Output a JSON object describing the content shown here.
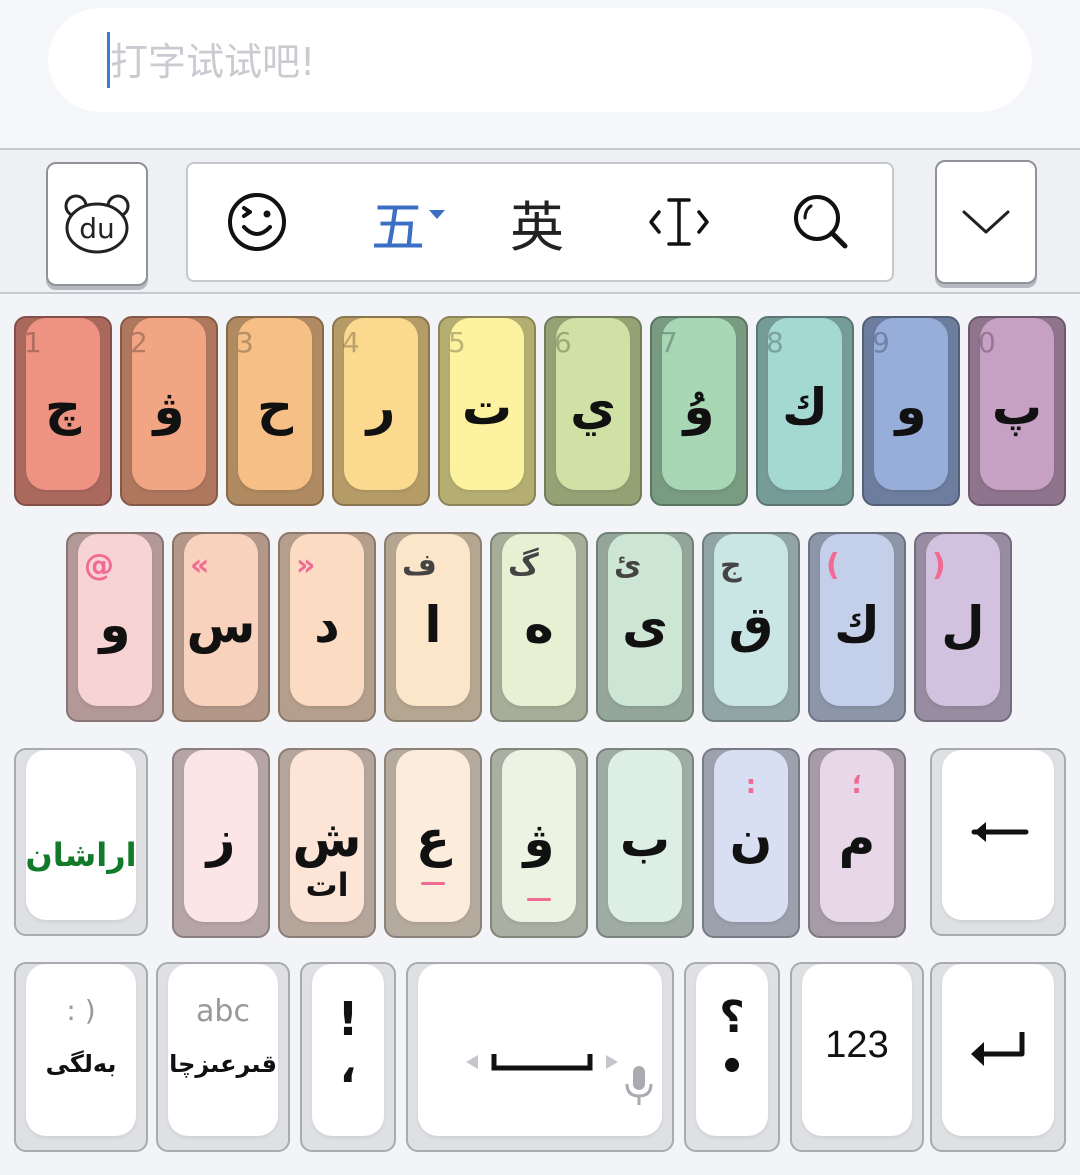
{
  "input": {
    "placeholder": "打字试试吧!"
  },
  "toolbar": {
    "logo_text": "du",
    "emoji_icon": "smiley-wink-icon",
    "ime_label": "五",
    "english_label": "英",
    "cursor_icon": "text-cursor-icon",
    "search_icon": "search-icon",
    "collapse_icon": "chevron-down-icon"
  },
  "rows": {
    "row1": [
      {
        "num": "1",
        "char": "چ",
        "color": "#ee9282"
      },
      {
        "num": "2",
        "char": "ۋ",
        "color": "#f2a583"
      },
      {
        "num": "3",
        "char": "ح",
        "color": "#f5bf86"
      },
      {
        "num": "4",
        "char": "ر",
        "color": "#fbd98f"
      },
      {
        "num": "5",
        "char": "ت",
        "color": "#fcf2a0"
      },
      {
        "num": "6",
        "char": "ي",
        "color": "#cfe1a4"
      },
      {
        "num": "7",
        "char": "ۇ",
        "color": "#a7d7b4"
      },
      {
        "num": "8",
        "char": "ك",
        "color": "#a4d8d3"
      },
      {
        "num": "9",
        "char": "و",
        "color": "#97aedb"
      },
      {
        "num": "0",
        "char": "پ",
        "color": "#c6a1c4"
      }
    ],
    "row2": [
      {
        "hint": "@",
        "char": "و",
        "color": "#f8d3d3",
        "pink": true
      },
      {
        "hint": "«",
        "char": "س",
        "color": "#f9d2bd",
        "pink": true
      },
      {
        "hint": "»",
        "char": "د",
        "color": "#fbdcc3",
        "pink": true
      },
      {
        "hint": "ف",
        "char": "ا",
        "color": "#fbe6c9",
        "pink": false
      },
      {
        "hint": "گ",
        "char": "ه",
        "color": "#e8f0d4",
        "pink": false
      },
      {
        "hint": "ئ",
        "char": "ى",
        "color": "#cde6d4",
        "pink": false
      },
      {
        "hint": "ج",
        "char": "ق",
        "color": "#c9e5e4",
        "pink": false
      },
      {
        "hint": "(",
        "char": "ك",
        "color": "#c4d0ea",
        "pink": true
      },
      {
        "hint": ")",
        "char": "ل",
        "color": "#d2c2df",
        "pink": true
      }
    ],
    "row3": [
      {
        "char": "ز",
        "color": "#fbe5e6",
        "sub": "",
        "dash": false
      },
      {
        "char": "ش",
        "color": "#fce5d6",
        "sub": "ات",
        "dash": false
      },
      {
        "char": "ع",
        "color": "#fcecdc",
        "sub": "",
        "dash": true
      },
      {
        "char": "ۋ",
        "color": "#edf3e3",
        "sub": "",
        "dash": true
      },
      {
        "char": "ب",
        "color": "#ddeee5",
        "sub": "",
        "dash": false
      },
      {
        "char": "ن",
        "color": "#d9dff2",
        "sub": ":",
        "dash": false
      },
      {
        "char": "م",
        "color": "#e7d7e8",
        "sub": "؛",
        "dash": false
      }
    ]
  },
  "special": {
    "shift_label": "اراشان",
    "backspace_icon": "backspace-arrow-icon",
    "symbols_top": ": )",
    "symbols_label": "بەلگى",
    "latin_top": "abc",
    "latin_label": "قىرعىزچا",
    "punct_top": "!",
    "punct_bottom": "،",
    "space_icon": "space-bar-icon",
    "mic_icon": "microphone-icon",
    "question_top": "؟",
    "question_bottom": "•",
    "numbers_label": "123",
    "enter_icon": "enter-return-icon"
  },
  "colors": {
    "ime_blue": "#3b6fc4",
    "shift_green": "#137a2a",
    "hint_pink": "#f06a93"
  }
}
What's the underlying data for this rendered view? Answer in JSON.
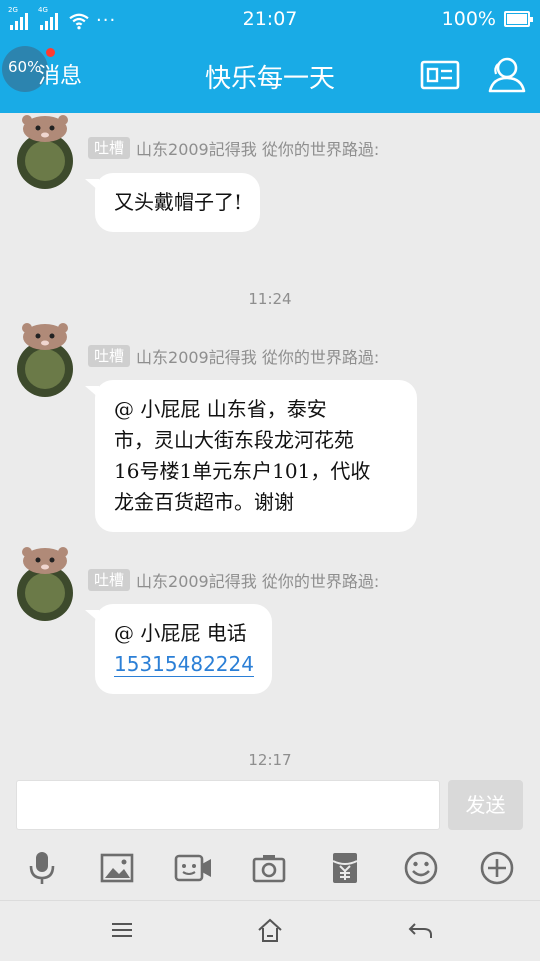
{
  "status_bar": {
    "sim1_label": "2G",
    "sim2_label": "4G",
    "more": "···",
    "time": "21:07",
    "battery": "100%"
  },
  "header": {
    "back_badge": "60%",
    "back_label": "消息",
    "title": "快乐每一天",
    "profile_card_icon": "id-card-icon",
    "members_icon": "person-icon"
  },
  "messages": [
    {
      "tag": "吐槽",
      "sender": "山东2009記得我 從你的世界路過:",
      "lines": [
        "又头戴帽子了!"
      ]
    },
    {
      "time": "11:24"
    },
    {
      "tag": "吐槽",
      "sender": "山东2009記得我 從你的世界路過:",
      "lines": [
        "@  小屁屁  山东省，泰安",
        "市，灵山大街东段龙河花苑",
        "16号楼1单元东户101，代收",
        "龙金百货超市。谢谢"
      ]
    },
    {
      "tag": "吐槽",
      "sender": "山东2009記得我 從你的世界路過:",
      "lines": [
        "@  小屁屁  电话"
      ],
      "phone": "15315482224"
    },
    {
      "time": "12:17"
    }
  ],
  "input": {
    "placeholder": "",
    "send_label": "发送"
  },
  "toolbar": [
    "microphone-icon",
    "image-icon",
    "video-icon",
    "camera-icon",
    "red-packet-icon",
    "emoji-icon",
    "plus-icon"
  ],
  "nav": [
    "menu-icon",
    "home-icon",
    "back-icon"
  ],
  "colors": {
    "header": "#19abe6",
    "background": "#ebebeb",
    "bubble": "#ffffff",
    "link": "#2b7fd6",
    "tag_bg": "#cfcfcf",
    "badge_dot": "#ff3b30"
  }
}
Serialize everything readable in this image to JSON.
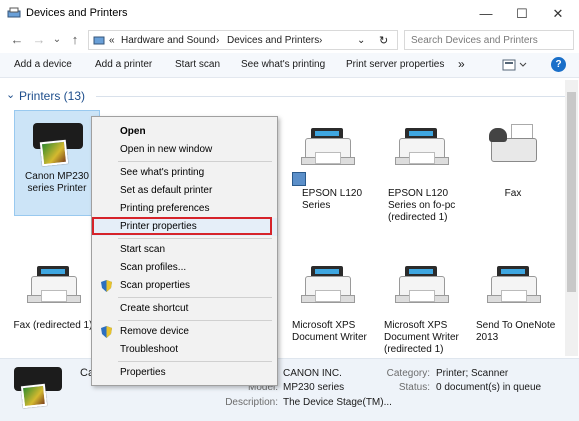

* * *

### STATED EXERCISE
Gather each line in the data that holds the string "JSON".

### THE RESULT
Output a JSON object describing the content shown here.
What's the underlying data for this rendered view? Answer in JSON.
Serialize everything readable in this image to JSON.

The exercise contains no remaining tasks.